**The problem:** Identify each line containing the word "采集差异" and copy it.

(Figure record listings)
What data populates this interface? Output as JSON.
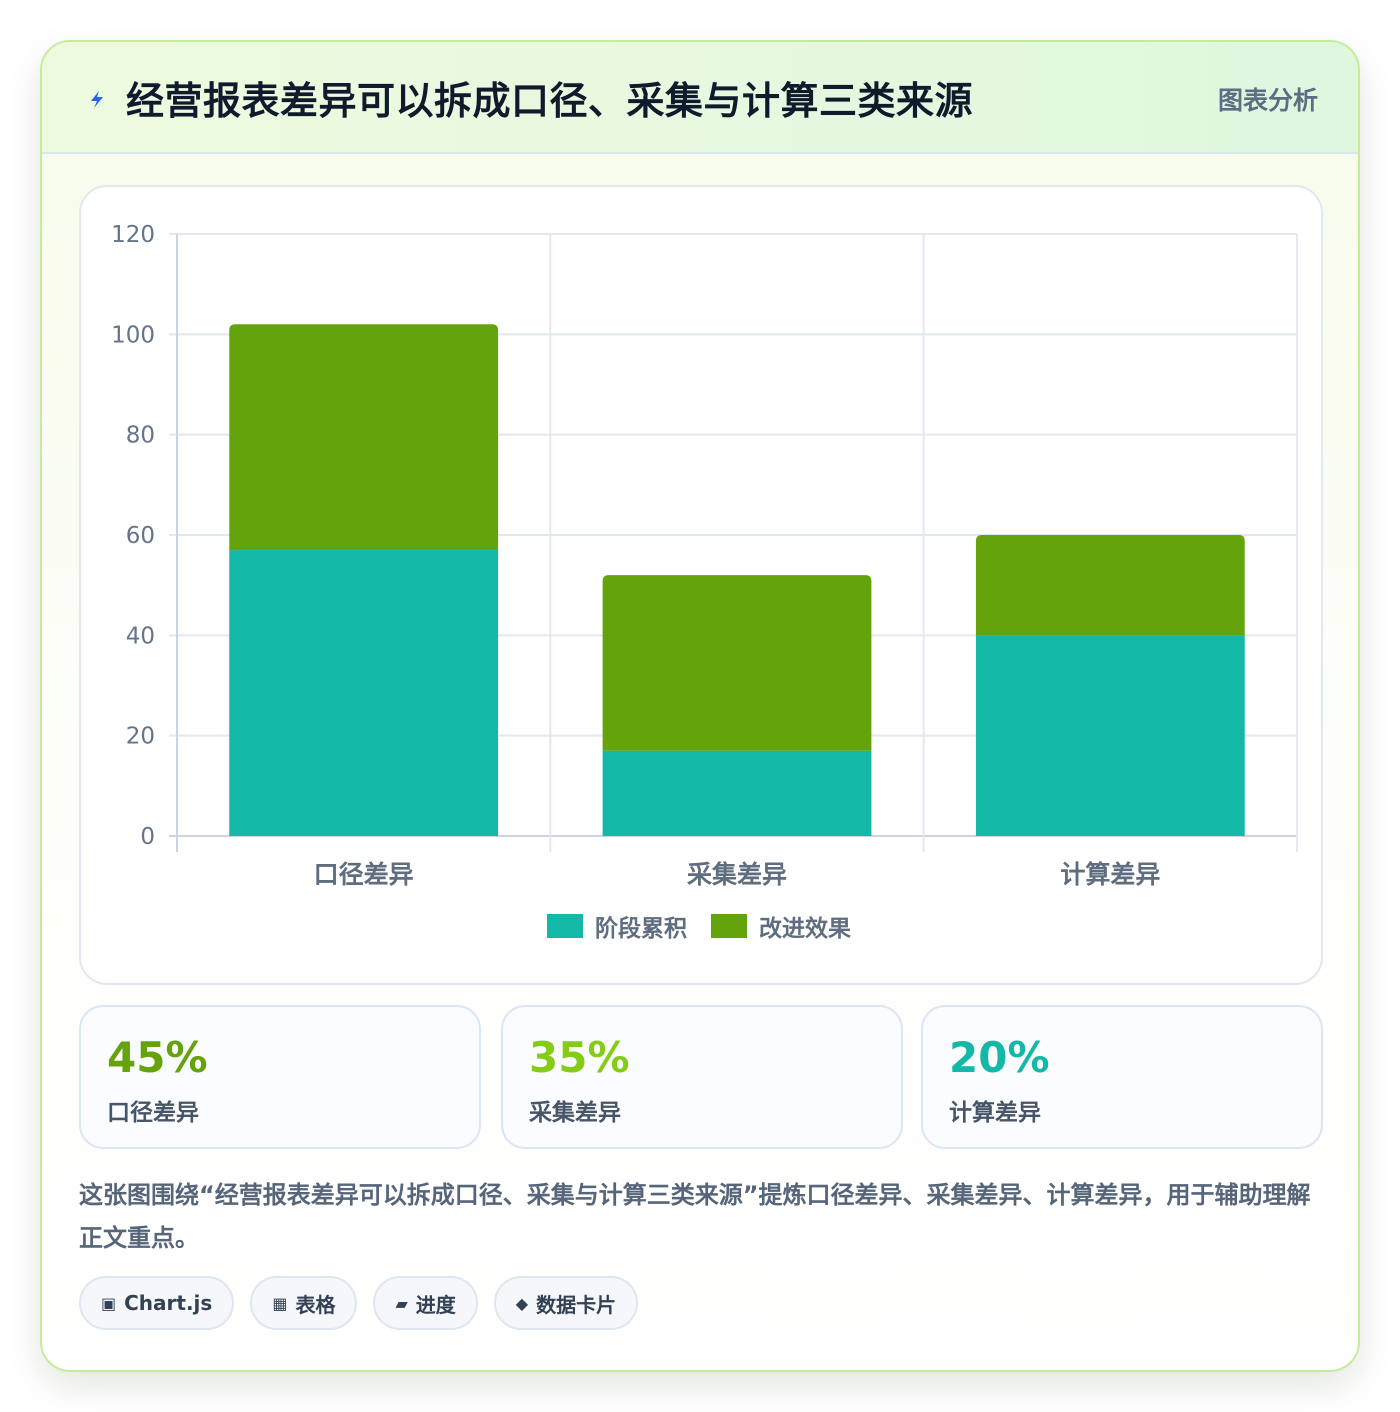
{
  "header": {
    "title": "经营报表差异可以拆成口径、采集与计算三类来源",
    "tag": "图表分析"
  },
  "chart_data": {
    "type": "bar",
    "stacked": true,
    "categories": [
      "口径差异",
      "采集差异",
      "计算差异"
    ],
    "series": [
      {
        "name": "阶段累积",
        "color": "#14b8a6",
        "values": [
          57,
          17,
          40
        ]
      },
      {
        "name": "改进效果",
        "color": "#65a30d",
        "values": [
          45,
          35,
          20
        ]
      }
    ],
    "title": "",
    "xlabel": "",
    "ylabel": "",
    "ylim": [
      0,
      120
    ],
    "yticks": [
      0,
      20,
      40,
      60,
      80,
      100,
      120
    ],
    "grid": true,
    "legend_position": "bottom"
  },
  "stats": [
    {
      "value": "45%",
      "label": "口径差异",
      "color": "#65a30d"
    },
    {
      "value": "35%",
      "label": "采集差异",
      "color": "#84cc16"
    },
    {
      "value": "20%",
      "label": "计算差异",
      "color": "#14b8a6"
    }
  ],
  "description": "这张图围绕“经营报表差异可以拆成口径、采集与计算三类来源”提炼口径差异、采集差异、计算差异，用于辅助理解正文重点。",
  "chips": [
    {
      "icon": "▣",
      "icon_name": "chart-icon",
      "label": "Chart.js"
    },
    {
      "icon": "▦",
      "icon_name": "table-icon",
      "label": "表格"
    },
    {
      "icon": "▰",
      "icon_name": "progress-icon",
      "label": "进度"
    },
    {
      "icon": "◆",
      "icon_name": "data-card-icon",
      "label": "数据卡片"
    }
  ]
}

**Exercise output:**
      "采集差异",
      "label": "采集差异",
  "description": "这张图围绕“经营报表差异可以拆成口径、采集与计算三类来源”提炼口径差异、采集差异、计算差异，用于辅助理解正文重点。",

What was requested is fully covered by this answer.